[PROBLEM TO SOLVE]
Retype every entry word for word.

Items from a dataset:
>>
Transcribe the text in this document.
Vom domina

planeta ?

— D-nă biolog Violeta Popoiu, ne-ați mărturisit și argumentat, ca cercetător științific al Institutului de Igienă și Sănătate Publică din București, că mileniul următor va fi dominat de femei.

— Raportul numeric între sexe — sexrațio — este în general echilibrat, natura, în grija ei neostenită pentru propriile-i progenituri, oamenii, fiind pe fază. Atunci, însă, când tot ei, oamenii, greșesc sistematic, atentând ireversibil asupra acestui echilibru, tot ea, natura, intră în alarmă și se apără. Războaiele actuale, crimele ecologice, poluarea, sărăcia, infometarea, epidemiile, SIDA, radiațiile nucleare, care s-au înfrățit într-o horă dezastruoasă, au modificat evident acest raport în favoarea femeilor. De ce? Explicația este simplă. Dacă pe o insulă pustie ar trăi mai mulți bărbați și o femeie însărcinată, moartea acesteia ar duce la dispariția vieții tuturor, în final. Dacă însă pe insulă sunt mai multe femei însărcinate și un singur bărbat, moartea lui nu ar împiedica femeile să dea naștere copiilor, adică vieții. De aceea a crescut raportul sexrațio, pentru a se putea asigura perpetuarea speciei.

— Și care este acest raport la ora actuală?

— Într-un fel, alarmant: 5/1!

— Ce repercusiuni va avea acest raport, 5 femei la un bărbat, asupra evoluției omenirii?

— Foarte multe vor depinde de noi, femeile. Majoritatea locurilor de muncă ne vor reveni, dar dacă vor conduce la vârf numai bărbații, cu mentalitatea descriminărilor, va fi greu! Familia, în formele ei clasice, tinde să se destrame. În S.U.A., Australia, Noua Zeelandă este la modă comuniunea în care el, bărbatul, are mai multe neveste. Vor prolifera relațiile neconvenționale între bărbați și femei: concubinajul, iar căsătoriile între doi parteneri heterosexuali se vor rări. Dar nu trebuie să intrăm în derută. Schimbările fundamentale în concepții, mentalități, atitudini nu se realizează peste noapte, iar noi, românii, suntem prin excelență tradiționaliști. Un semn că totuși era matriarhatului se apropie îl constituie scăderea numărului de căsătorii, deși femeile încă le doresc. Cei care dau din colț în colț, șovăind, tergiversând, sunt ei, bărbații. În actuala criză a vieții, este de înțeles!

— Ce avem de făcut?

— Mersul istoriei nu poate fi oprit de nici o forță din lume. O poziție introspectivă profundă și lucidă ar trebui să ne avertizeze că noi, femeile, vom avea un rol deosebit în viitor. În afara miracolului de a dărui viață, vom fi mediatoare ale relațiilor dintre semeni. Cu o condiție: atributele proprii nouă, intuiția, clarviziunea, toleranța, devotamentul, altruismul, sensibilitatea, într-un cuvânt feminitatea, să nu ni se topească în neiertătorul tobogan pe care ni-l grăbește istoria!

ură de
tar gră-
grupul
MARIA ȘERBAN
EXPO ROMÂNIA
<<
[EXERCISE RESULT]
Transcribe the text in this document.
Vom domina

planeta ?

— D-nă biolog Violeta Popoiu, ne-ați mărturisit și argumentat, ca cercetător științific al Institutului de Igienă și Sănătate Publică din București, că mileniul următor va fi dominat de femei.

— Raportul numeric între sexe — sexrațio — este în general echilibrat, natura, în grija ei neostenită pentru propriile-i progenituri, oamenii, fiind pe fază. Atunci, însă, când tot ei, oamenii, greșesc sistematic, atentând ireversibil asupra acestui echilibru, tot ea, natura, intră în alarmă și se apără. Războaiele actuale, crimele ecologice, poluarea, sărăcia, infometarea, epidemiile, SIDA, radiațiile nucleare, care s-au înfrățit într-o horă dezastruoasă, au modificat evident acest raport în favoarea femeilor. De ce? Explicația este simplă. Dacă pe o insulă pustie ar trăi mai mulți bărbați și o femeie însărcinată, moartea acesteia ar duce la dispariția vieții tuturor, în final. Dacă însă pe insulă sunt mai multe femei însărcinate și un singur bărbat, moartea lui nu ar împiedica femeile să dea naștere copiilor, adică vieții. De aceea a crescut raportul sexrațio, pentru a se putea asigura perpetuarea speciei.

— Și care este acest raport la ora actuală?

— Într-un fel, alarmant: 5/1!

— Ce repercusiuni va avea acest raport, 5 femei la un bărbat, asupra evoluției omenirii?

— Foarte multe vor depinde de noi, femeile. Majoritatea locurilor de muncă ne vor reveni, dar dacă vor conduce la vârf numai bărbații, cu mentalitatea descriminărilor, va fi greu! Familia, în formele ei clasice, tinde să se destrame. În S.U.A., Australia, Noua Zeelandă este la modă comuniunea în care el, bărbatul, are mai multe neveste. Vor prolifera relațiile neconvenționale între bărbați și femei: concubinajul, iar căsătoriile între doi parteneri heterosexuali se vor rări. Dar nu trebuie să intrăm în derută. Schimbările fundamentale în concepții, mentalități, atitudini nu se realizează peste noapte, iar noi, românii, suntem prin excelență tradiționaliști. Un semn că totuși era matriarhatului se apropie îl constituie scăderea numărului de căsătorii, deși femeile încă le doresc. Cei care dau din colț în colț, șovăind, tergiversând, sunt ei, bărbații. În actuala criză a vieții, este de înțeles!

— Ce avem de făcut?

— Mersul istoriei nu poate fi oprit de nici o forță din lume. O poziție introspectivă profundă și lucidă ar trebui să ne avertizeze că noi, femeile, vom avea un rol deosebit în viitor. În afara miracolului de a dărui viață, vom fi mediatoare ale relațiilor dintre semeni. Cu o condiție: atributele proprii nouă, intuiția, clarviziunea, toleranța, devotamentul, altruismul, sensibilitatea, într-un cuvânt feminitatea, să nu ni se topească în neiertătorul tobogan pe care ni-l grăbește istoria!

ură de
tar gră-
grupul
MARIA ȘERBAN
EXPO ROMÂNIA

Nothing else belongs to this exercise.